■ **What you are asked to do**
Pull each line holding the word "date" from the data.

Source records:
<<<<

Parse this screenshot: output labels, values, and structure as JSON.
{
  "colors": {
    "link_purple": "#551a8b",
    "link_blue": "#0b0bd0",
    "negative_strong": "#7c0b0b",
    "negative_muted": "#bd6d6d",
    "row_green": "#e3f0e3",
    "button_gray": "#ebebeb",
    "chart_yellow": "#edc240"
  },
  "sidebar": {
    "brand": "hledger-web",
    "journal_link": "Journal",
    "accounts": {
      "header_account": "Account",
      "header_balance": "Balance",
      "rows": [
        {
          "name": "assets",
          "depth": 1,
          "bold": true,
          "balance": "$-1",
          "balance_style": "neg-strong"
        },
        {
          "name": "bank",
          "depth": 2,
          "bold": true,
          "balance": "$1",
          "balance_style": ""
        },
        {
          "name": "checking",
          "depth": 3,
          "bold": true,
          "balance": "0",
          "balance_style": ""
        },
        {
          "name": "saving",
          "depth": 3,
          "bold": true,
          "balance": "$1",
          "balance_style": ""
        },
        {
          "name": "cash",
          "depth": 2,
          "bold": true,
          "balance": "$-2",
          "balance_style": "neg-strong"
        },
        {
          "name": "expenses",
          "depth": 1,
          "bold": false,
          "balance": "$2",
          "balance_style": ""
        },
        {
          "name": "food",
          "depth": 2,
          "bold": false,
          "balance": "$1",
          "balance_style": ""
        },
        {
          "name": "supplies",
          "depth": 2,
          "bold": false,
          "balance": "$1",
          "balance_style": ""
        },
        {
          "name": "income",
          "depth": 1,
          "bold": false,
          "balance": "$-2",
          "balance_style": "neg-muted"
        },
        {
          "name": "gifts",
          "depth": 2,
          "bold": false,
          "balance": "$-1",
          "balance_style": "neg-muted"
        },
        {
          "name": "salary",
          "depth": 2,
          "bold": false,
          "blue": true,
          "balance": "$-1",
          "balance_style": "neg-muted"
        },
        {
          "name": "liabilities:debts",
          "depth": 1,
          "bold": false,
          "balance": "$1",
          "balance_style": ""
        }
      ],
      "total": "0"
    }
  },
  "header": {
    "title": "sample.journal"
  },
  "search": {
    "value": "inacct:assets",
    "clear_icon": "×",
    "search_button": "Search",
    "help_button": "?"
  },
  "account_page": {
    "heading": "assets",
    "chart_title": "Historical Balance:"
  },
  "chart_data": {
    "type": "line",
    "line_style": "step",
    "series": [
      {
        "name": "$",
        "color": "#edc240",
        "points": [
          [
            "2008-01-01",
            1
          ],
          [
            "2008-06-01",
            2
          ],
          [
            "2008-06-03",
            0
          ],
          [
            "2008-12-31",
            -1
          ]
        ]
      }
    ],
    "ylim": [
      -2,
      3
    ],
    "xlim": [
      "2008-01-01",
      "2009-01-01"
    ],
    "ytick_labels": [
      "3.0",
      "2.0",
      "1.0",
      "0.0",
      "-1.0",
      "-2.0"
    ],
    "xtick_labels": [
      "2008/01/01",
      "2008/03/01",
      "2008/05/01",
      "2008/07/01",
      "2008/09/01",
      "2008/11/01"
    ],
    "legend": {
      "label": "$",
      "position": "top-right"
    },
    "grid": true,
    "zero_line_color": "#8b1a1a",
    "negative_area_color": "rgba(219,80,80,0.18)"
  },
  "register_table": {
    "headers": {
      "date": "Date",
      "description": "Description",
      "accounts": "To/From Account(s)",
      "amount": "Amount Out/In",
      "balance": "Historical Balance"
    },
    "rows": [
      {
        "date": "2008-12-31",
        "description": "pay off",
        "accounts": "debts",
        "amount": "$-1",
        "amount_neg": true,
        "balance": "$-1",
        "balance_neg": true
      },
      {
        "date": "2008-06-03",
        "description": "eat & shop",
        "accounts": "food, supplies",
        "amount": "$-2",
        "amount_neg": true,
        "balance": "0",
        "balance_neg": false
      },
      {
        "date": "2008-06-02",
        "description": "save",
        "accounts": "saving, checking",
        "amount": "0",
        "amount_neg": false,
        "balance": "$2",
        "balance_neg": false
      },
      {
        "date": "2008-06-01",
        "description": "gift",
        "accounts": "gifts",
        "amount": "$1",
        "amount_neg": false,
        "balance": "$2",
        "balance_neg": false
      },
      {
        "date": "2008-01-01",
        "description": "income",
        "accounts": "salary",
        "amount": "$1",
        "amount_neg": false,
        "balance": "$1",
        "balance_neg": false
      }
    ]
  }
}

>>>>

■ **Response to this exercise**
      "date": "Date",
        "date": "2008-12-31",
        "date": "2008-06-03",
        "date": "2008-06-02",
        "date": "2008-06-01",
        "date": "2008-01-01",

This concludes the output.